**AIM:**
Copy whichever lines contain the string "this".

START RAW RECORDS

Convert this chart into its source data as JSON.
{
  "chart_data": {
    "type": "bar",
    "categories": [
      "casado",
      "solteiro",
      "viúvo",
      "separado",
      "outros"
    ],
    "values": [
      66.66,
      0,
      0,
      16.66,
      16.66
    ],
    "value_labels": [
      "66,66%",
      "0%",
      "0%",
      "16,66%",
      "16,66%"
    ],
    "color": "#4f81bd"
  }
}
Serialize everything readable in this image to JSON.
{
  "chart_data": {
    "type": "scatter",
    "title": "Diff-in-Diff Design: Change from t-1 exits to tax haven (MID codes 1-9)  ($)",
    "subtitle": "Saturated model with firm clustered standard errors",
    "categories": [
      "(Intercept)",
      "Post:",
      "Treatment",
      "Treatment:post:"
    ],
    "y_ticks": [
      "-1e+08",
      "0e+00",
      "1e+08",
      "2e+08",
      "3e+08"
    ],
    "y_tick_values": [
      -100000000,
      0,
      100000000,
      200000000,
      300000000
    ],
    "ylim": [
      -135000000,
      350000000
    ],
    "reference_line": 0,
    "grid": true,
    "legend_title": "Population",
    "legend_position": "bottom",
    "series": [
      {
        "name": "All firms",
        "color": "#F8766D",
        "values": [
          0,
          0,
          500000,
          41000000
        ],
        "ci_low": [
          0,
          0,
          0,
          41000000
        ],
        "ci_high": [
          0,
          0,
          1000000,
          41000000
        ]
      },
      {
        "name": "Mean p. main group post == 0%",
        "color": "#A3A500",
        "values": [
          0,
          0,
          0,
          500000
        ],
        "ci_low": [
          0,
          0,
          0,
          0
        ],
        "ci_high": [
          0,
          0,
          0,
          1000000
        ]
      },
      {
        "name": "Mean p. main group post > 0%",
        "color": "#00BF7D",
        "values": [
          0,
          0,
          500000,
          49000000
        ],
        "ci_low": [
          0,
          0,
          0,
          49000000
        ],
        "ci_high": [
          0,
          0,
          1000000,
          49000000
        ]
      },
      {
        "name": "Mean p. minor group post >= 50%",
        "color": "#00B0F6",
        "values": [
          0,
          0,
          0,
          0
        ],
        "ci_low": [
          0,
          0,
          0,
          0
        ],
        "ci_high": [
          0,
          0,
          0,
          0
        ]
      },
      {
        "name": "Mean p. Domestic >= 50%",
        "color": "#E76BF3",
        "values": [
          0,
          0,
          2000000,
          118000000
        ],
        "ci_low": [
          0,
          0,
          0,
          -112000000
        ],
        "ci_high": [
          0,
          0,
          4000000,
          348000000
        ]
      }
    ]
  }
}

END RAW RECORDS

**EXERCISE SOLUTION:**
Convert this chart into its source data as JSON.
Serialize everything readable in this image to JSON.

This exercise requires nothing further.